What to work on - Images do not belong in the copy. Retype all the entries below exactly.

Provided material -
====================
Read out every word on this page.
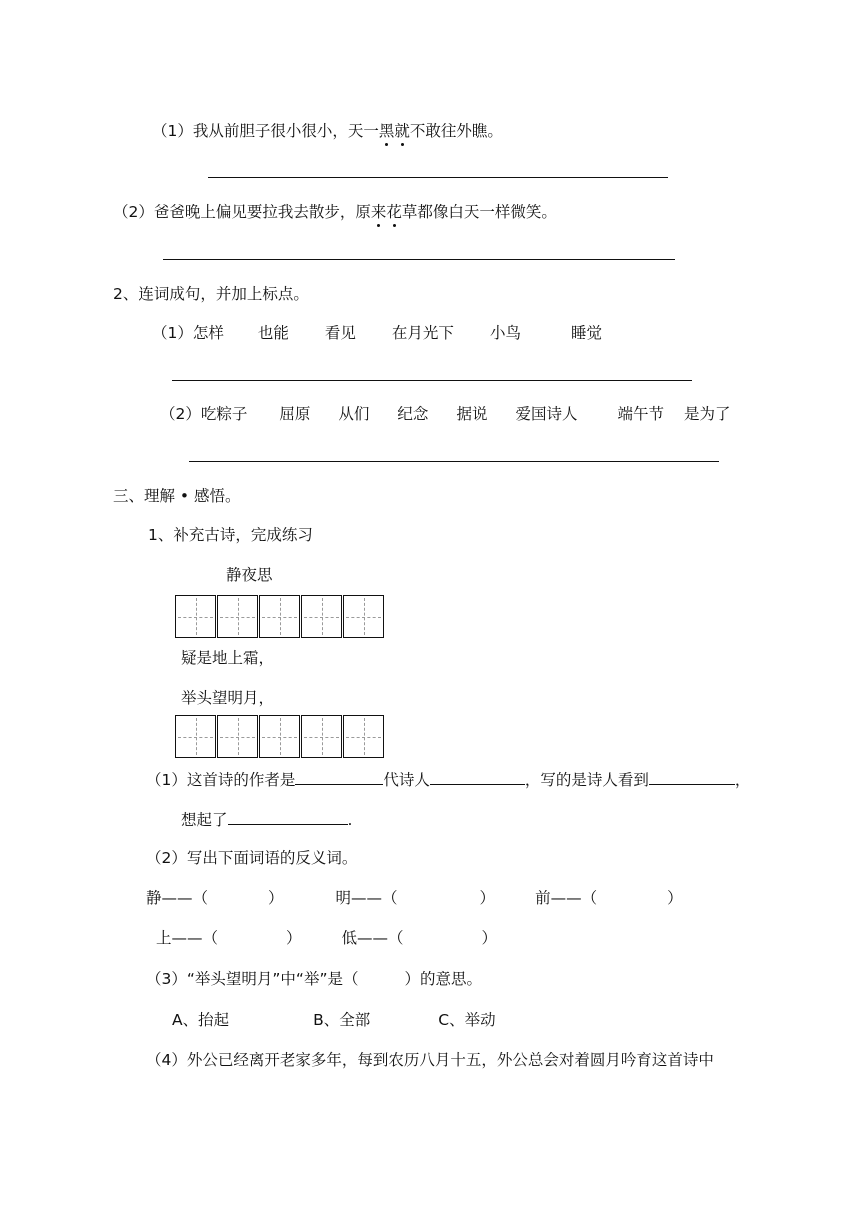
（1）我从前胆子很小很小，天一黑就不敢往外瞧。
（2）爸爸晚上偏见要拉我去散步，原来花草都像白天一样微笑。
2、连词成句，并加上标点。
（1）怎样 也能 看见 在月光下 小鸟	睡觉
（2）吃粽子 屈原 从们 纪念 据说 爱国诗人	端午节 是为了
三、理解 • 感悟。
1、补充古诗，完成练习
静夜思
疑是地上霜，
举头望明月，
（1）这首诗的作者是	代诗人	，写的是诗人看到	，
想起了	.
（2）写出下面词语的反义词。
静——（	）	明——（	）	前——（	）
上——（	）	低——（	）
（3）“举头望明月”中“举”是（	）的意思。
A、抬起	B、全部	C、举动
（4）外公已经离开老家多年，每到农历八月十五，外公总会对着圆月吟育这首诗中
====================
Solved problem -
Read out every word on this page.
（1）我从前胆子很小很小，天一黑就不敢往外瞧。
（2）爸爸晚上偏见要拉我去散步，原来花草都像白天一样微笑。
2、连词成句，并加上标点。
（1）怎样 也能 看见 在月光下 小鸟	睡觉
（2）吃粽子 屈原 从们 纪念 据说 爱国诗人	端午节 是为了
三、理解 • 感悟。
1、补充古诗，完成练习
静夜思
疑是地上霜，
举头望明月，
（1）这首诗的作者是	代诗人	，写的是诗人看到	，
想起了	.
（2）写出下面词语的反义词。
静——（	）	明——（	）	前——（	）
上——（	）	低——（	）
（3）“举头望明月”中“举”是（	）的意思。
A、抬起	B、全部	C、举动
（4）外公已经离开老家多年，每到农历八月十五，外公总会对着圆月吟育这首诗中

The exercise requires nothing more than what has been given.